**STATED EXERCISE**
Pick every line from the data that holds the word "this".
>> BEGIN DATA ROWS
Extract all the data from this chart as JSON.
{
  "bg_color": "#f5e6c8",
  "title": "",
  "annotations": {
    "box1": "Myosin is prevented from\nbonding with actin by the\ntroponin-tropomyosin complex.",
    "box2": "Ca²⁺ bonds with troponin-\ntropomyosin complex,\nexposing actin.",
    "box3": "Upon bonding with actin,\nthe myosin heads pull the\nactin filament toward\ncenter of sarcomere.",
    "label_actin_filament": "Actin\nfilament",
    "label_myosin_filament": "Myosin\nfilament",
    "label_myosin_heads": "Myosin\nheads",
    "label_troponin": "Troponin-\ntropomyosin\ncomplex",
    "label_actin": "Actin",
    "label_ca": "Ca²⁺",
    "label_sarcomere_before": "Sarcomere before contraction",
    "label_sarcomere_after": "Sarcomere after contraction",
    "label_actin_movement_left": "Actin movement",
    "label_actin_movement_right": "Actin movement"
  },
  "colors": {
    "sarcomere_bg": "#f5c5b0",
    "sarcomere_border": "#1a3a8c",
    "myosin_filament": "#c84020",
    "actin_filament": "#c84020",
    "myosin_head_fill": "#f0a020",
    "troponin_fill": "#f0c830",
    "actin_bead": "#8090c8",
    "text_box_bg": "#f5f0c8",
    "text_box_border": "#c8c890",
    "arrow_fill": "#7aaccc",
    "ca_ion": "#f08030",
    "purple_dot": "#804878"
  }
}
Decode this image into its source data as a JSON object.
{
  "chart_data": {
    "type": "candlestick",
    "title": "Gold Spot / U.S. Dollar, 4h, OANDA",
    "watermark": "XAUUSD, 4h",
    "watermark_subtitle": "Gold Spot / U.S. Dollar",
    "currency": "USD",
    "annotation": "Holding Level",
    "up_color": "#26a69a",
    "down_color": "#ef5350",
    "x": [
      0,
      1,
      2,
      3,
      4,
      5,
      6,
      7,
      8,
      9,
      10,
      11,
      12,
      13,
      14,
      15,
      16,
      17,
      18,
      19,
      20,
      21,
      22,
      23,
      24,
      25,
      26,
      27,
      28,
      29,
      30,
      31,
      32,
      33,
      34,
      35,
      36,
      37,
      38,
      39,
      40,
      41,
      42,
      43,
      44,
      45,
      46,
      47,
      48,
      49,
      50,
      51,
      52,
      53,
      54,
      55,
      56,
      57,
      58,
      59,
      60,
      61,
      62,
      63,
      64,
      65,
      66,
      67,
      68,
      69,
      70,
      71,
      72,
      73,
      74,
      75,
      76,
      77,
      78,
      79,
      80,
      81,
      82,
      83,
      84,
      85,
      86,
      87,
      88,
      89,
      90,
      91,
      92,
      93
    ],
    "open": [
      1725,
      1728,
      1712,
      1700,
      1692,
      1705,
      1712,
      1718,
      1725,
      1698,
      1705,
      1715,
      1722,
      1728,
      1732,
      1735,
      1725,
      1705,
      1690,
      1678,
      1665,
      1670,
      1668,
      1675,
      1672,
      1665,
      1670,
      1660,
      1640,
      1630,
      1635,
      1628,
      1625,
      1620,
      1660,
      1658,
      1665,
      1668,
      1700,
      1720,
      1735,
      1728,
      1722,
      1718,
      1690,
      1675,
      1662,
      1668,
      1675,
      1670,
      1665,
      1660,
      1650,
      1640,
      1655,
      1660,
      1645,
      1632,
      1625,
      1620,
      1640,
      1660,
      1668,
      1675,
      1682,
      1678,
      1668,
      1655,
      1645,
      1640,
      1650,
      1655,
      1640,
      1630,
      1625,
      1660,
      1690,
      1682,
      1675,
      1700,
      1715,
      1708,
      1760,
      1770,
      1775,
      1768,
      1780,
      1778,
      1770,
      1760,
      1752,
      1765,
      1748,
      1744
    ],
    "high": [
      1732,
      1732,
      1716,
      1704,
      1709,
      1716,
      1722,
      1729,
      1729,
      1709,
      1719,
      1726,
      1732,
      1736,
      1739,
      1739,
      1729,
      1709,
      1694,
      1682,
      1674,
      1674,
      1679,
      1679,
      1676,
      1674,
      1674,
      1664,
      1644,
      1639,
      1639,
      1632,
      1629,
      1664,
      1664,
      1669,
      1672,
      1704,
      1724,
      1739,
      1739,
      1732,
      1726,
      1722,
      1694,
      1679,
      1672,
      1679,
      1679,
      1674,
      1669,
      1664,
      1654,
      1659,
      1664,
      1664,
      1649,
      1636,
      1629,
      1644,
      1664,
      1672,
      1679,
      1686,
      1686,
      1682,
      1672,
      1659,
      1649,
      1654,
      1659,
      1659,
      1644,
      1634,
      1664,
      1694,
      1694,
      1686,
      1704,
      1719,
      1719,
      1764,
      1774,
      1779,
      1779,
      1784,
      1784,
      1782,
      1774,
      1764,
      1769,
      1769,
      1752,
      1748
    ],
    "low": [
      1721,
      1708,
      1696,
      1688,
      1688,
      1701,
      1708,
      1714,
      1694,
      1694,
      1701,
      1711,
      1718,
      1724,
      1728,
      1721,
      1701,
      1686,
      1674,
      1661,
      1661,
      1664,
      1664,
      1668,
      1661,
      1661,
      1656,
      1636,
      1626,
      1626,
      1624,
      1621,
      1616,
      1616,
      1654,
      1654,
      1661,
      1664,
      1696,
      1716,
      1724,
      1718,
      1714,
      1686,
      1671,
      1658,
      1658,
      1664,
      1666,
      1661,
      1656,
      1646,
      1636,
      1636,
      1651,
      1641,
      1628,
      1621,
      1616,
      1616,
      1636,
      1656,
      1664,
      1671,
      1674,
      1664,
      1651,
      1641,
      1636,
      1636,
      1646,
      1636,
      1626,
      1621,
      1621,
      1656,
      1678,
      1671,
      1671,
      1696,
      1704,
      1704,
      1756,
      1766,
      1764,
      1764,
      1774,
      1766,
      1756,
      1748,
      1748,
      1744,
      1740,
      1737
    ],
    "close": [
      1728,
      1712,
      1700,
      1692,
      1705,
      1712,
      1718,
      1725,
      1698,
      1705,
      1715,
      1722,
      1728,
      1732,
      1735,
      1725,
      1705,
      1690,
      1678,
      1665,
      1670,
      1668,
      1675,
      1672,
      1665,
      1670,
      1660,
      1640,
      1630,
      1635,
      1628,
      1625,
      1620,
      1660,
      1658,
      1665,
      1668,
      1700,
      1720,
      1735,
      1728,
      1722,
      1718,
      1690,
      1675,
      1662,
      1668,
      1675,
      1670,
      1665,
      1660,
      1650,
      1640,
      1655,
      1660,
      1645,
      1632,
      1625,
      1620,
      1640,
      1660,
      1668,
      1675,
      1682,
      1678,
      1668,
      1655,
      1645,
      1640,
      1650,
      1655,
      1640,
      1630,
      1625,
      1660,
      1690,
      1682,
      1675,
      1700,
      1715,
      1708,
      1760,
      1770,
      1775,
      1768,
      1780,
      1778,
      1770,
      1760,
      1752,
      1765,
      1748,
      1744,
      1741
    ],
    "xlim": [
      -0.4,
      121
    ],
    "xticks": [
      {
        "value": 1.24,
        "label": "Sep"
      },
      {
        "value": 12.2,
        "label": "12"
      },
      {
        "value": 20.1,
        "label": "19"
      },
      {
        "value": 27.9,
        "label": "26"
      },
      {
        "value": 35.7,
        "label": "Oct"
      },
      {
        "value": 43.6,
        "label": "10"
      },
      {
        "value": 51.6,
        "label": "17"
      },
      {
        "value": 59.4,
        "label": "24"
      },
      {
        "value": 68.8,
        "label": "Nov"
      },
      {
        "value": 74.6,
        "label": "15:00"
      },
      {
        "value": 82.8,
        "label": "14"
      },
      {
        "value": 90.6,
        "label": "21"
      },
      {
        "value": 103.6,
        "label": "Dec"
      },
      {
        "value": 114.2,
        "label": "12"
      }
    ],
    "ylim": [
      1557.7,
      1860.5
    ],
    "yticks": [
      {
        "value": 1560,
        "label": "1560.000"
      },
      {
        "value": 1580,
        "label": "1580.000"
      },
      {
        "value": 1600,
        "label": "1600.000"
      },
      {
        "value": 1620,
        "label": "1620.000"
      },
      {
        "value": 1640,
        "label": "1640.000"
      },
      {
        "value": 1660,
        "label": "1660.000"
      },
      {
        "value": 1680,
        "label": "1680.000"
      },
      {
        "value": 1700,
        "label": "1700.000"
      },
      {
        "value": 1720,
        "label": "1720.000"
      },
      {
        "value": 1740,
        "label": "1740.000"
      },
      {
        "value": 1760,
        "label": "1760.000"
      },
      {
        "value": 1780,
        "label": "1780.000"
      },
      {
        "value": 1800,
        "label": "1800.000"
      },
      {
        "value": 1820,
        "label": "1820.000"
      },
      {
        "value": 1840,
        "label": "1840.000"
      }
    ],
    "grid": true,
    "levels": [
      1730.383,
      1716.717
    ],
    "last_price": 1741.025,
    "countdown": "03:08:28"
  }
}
>> END DATA ROWS
**SOLUTION BELOW**
Extract all the data from this chart as JSON.
Decode this image into its source data as a JSON object.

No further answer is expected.